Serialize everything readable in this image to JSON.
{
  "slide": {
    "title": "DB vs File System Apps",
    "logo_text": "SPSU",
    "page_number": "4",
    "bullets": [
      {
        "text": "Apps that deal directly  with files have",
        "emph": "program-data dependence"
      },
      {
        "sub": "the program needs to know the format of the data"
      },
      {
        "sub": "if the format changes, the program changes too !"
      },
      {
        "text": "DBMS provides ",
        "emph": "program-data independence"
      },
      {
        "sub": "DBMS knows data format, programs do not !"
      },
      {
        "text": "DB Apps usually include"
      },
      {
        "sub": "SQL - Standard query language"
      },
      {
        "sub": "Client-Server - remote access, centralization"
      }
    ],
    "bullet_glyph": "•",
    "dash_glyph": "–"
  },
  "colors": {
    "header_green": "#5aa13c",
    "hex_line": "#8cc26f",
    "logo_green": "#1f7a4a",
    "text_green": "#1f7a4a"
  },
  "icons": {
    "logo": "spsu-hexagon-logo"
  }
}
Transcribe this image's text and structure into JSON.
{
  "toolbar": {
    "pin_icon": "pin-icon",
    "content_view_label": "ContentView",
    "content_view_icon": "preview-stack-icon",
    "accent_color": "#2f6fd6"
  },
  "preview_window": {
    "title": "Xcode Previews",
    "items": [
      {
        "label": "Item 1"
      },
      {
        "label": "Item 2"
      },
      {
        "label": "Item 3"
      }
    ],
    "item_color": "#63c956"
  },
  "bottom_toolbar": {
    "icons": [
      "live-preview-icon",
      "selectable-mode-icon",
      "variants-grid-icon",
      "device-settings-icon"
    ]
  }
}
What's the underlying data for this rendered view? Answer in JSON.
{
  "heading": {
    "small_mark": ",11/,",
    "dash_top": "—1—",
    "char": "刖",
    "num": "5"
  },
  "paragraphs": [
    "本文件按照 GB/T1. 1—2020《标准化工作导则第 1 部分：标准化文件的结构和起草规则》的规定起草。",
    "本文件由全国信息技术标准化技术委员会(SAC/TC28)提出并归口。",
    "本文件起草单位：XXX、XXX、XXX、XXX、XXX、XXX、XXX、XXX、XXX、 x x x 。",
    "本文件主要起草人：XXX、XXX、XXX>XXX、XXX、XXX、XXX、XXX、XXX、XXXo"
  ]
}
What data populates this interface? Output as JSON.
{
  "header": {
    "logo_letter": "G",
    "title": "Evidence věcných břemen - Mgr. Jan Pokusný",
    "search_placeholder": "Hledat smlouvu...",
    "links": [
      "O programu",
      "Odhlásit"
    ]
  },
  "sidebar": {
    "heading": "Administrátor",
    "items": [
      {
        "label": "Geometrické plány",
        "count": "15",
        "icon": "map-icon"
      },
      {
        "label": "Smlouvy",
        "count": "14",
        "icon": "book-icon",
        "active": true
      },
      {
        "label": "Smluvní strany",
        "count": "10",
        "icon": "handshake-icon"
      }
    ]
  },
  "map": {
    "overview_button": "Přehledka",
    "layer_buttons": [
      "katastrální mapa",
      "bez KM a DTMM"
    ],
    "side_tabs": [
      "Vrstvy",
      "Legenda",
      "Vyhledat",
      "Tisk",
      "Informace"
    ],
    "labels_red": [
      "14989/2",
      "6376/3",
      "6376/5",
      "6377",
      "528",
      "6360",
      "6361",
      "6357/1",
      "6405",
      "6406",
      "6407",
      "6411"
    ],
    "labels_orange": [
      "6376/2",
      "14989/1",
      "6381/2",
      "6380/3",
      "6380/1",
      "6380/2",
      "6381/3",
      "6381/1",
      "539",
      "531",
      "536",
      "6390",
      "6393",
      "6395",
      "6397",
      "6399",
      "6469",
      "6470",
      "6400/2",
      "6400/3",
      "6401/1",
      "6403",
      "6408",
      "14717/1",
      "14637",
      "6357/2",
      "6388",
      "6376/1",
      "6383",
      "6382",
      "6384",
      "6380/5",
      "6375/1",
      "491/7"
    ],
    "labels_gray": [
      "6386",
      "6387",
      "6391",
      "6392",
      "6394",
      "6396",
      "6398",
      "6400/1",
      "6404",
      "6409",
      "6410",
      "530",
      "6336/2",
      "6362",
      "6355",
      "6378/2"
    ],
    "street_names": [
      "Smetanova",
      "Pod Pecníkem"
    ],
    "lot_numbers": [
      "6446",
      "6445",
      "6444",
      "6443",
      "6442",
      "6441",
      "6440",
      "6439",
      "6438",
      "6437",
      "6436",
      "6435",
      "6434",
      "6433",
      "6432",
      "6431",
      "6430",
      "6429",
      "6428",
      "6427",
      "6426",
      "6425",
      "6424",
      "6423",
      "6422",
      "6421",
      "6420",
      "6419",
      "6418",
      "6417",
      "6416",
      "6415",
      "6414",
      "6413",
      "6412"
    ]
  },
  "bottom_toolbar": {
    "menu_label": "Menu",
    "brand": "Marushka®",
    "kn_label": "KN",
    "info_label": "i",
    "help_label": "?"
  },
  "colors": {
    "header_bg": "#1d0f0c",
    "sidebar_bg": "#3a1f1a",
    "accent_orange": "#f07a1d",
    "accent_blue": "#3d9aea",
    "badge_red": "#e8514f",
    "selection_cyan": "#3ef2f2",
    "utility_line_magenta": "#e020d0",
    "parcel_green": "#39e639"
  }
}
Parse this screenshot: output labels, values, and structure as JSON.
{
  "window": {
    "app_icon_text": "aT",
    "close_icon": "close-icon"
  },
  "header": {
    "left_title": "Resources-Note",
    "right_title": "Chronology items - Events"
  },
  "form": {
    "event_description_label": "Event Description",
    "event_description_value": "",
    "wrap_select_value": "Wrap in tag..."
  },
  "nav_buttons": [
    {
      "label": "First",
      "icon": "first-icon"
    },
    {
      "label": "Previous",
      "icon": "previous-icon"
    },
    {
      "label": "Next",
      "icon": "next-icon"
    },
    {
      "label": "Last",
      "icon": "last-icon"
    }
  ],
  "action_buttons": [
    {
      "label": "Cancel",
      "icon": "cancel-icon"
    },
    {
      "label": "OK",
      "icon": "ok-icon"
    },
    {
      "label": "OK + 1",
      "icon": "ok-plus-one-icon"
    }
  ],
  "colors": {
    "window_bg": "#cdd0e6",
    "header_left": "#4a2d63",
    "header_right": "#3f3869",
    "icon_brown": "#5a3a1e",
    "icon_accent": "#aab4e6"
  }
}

....

Set task
Pick out lines containing the word "emph", each one as written.

Answer for the task
        "emph": "program-data dependence"
        "emph": "program-data independence"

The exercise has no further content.